• [TASK OBJECTIVE]:
Copy out the entries in full and with complete accuracy; pictures are excluded.

• [EXERCISE DATA]:
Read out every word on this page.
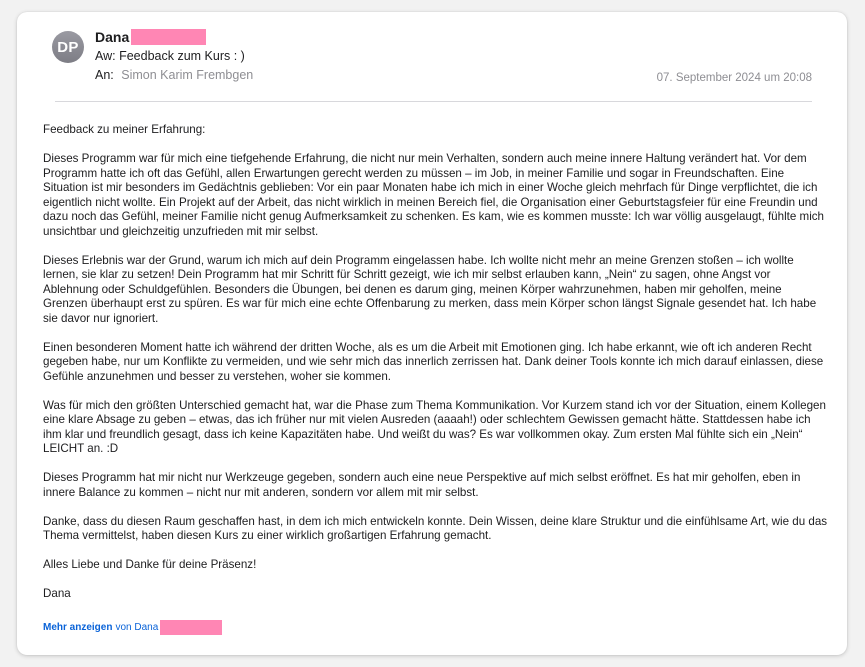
DP
Dana
Aw: Feedback zum Kurs : )
An: Simon Karim Frembgen	07. September 2024 um 20:08

Feedback zu meiner Erfahrung:

Dieses Programm war für mich eine tiefgehende Erfahrung, die nicht nur mein Verhalten, sondern auch meine innere Haltung verändert hat. Vor dem Programm hatte ich oft das Gefühl, allen Erwartungen gerecht werden zu müssen – im Job, in meiner Familie und sogar in Freundschaften. Eine Situation ist mir besonders im Gedächtnis geblieben: Vor ein paar Monaten habe ich mich in einer Woche gleich mehrfach für Dinge verpflichtet, die ich eigentlich nicht wollte. Ein Projekt auf der Arbeit, das nicht wirklich in meinen Bereich fiel, die Organisation einer Geburtstagsfeier für eine Freundin und dazu noch das Gefühl, meiner Familie nicht genug Aufmerksamkeit zu schenken. Es kam, wie es kommen musste: Ich war völlig ausgelaugt, fühlte mich unsichtbar und gleichzeitig unzufrieden mit mir selbst.

Dieses Erlebnis war der Grund, warum ich mich auf dein Programm eingelassen habe. Ich wollte nicht mehr an meine Grenzen stoßen – ich wollte lernen, sie klar zu setzen! Dein Programm hat mir Schritt für Schritt gezeigt, wie ich mir selbst erlauben kann, „Nein“ zu sagen, ohne Angst vor Ablehnung oder Schuldgefühlen. Besonders die Übungen, bei denen es darum ging, meinen Körper wahrzunehmen, haben mir geholfen, meine Grenzen überhaupt erst zu spüren. Es war für mich eine echte Offenbarung zu merken, dass mein Körper schon längst Signale gesendet hat. Ich habe sie davor nur ignoriert.

Einen besonderen Moment hatte ich während der dritten Woche, als es um die Arbeit mit Emotionen ging. Ich habe erkannt, wie oft ich anderen Recht gegeben habe, nur um Konflikte zu vermeiden, und wie sehr mich das innerlich zerrissen hat. Dank deiner Tools konnte ich mich darauf einlassen, diese Gefühle anzunehmen und besser zu verstehen, woher sie kommen.

Was für mich den größten Unterschied gemacht hat, war die Phase zum Thema Kommunikation. Vor Kurzem stand ich vor der Situation, einem Kollegen eine klare Absage zu geben – etwas, das ich früher nur mit vielen Ausreden (aaaah!) oder schlechtem Gewissen gemacht hätte. Stattdessen habe ich ihm klar und freundlich gesagt, dass ich keine Kapazitäten habe. Und weißt du was? Es war vollkommen okay. Zum ersten Mal fühlte sich ein „Nein“ LEICHT an. :D

Dieses Programm hat mir nicht nur Werkzeuge gegeben, sondern auch eine neue Perspektive auf mich selbst eröffnet. Es hat mir geholfen, eben in innere Balance zu kommen – nicht nur mit anderen, sondern vor allem mit mir selbst.

Danke, dass du diesen Raum geschaffen hast, in dem ich mich entwickeln konnte. Dein Wissen, deine klare Struktur und die einfühlsame Art, wie du das Thema vermittelst, haben diesen Kurs zu einer wirklich großartigen Erfahrung gemacht.

Alles Liebe und Danke für deine Präsenz!

Dana

Mehr anzeigen von Dana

• [ANSWER BELOW]:
Read out every word on this page.
DP
Dana
Aw: Feedback zum Kurs : )
An: Simon Karim Frembgen	07. September 2024 um 20:08

Feedback zu meiner Erfahrung:

Dieses Programm war für mich eine tiefgehende Erfahrung, die nicht nur mein Verhalten, sondern auch meine innere Haltung verändert hat. Vor dem Programm hatte ich oft das Gefühl, allen Erwartungen gerecht werden zu müssen – im Job, in meiner Familie und sogar in Freundschaften. Eine Situation ist mir besonders im Gedächtnis geblieben: Vor ein paar Monaten habe ich mich in einer Woche gleich mehrfach für Dinge verpflichtet, die ich eigentlich nicht wollte. Ein Projekt auf der Arbeit, das nicht wirklich in meinen Bereich fiel, die Organisation einer Geburtstagsfeier für eine Freundin und dazu noch das Gefühl, meiner Familie nicht genug Aufmerksamkeit zu schenken. Es kam, wie es kommen musste: Ich war völlig ausgelaugt, fühlte mich unsichtbar und gleichzeitig unzufrieden mit mir selbst.

Dieses Erlebnis war der Grund, warum ich mich auf dein Programm eingelassen habe. Ich wollte nicht mehr an meine Grenzen stoßen – ich wollte lernen, sie klar zu setzen! Dein Programm hat mir Schritt für Schritt gezeigt, wie ich mir selbst erlauben kann, „Nein“ zu sagen, ohne Angst vor Ablehnung oder Schuldgefühlen. Besonders die Übungen, bei denen es darum ging, meinen Körper wahrzunehmen, haben mir geholfen, meine Grenzen überhaupt erst zu spüren. Es war für mich eine echte Offenbarung zu merken, dass mein Körper schon längst Signale gesendet hat. Ich habe sie davor nur ignoriert.

Einen besonderen Moment hatte ich während der dritten Woche, als es um die Arbeit mit Emotionen ging. Ich habe erkannt, wie oft ich anderen Recht gegeben habe, nur um Konflikte zu vermeiden, und wie sehr mich das innerlich zerrissen hat. Dank deiner Tools konnte ich mich darauf einlassen, diese Gefühle anzunehmen und besser zu verstehen, woher sie kommen.

Was für mich den größten Unterschied gemacht hat, war die Phase zum Thema Kommunikation. Vor Kurzem stand ich vor der Situation, einem Kollegen eine klare Absage zu geben – etwas, das ich früher nur mit vielen Ausreden (aaaah!) oder schlechtem Gewissen gemacht hätte. Stattdessen habe ich ihm klar und freundlich gesagt, dass ich keine Kapazitäten habe. Und weißt du was? Es war vollkommen okay. Zum ersten Mal fühlte sich ein „Nein“ LEICHT an. :D

Dieses Programm hat mir nicht nur Werkzeuge gegeben, sondern auch eine neue Perspektive auf mich selbst eröffnet. Es hat mir geholfen, eben in innere Balance zu kommen – nicht nur mit anderen, sondern vor allem mit mir selbst.

Danke, dass du diesen Raum geschaffen hast, in dem ich mich entwickeln konnte. Dein Wissen, deine klare Struktur und die einfühlsame Art, wie du das Thema vermittelst, haben diesen Kurs zu einer wirklich großartigen Erfahrung gemacht.

Alles Liebe und Danke für deine Präsenz!

Dana

Mehr anzeigen von Dana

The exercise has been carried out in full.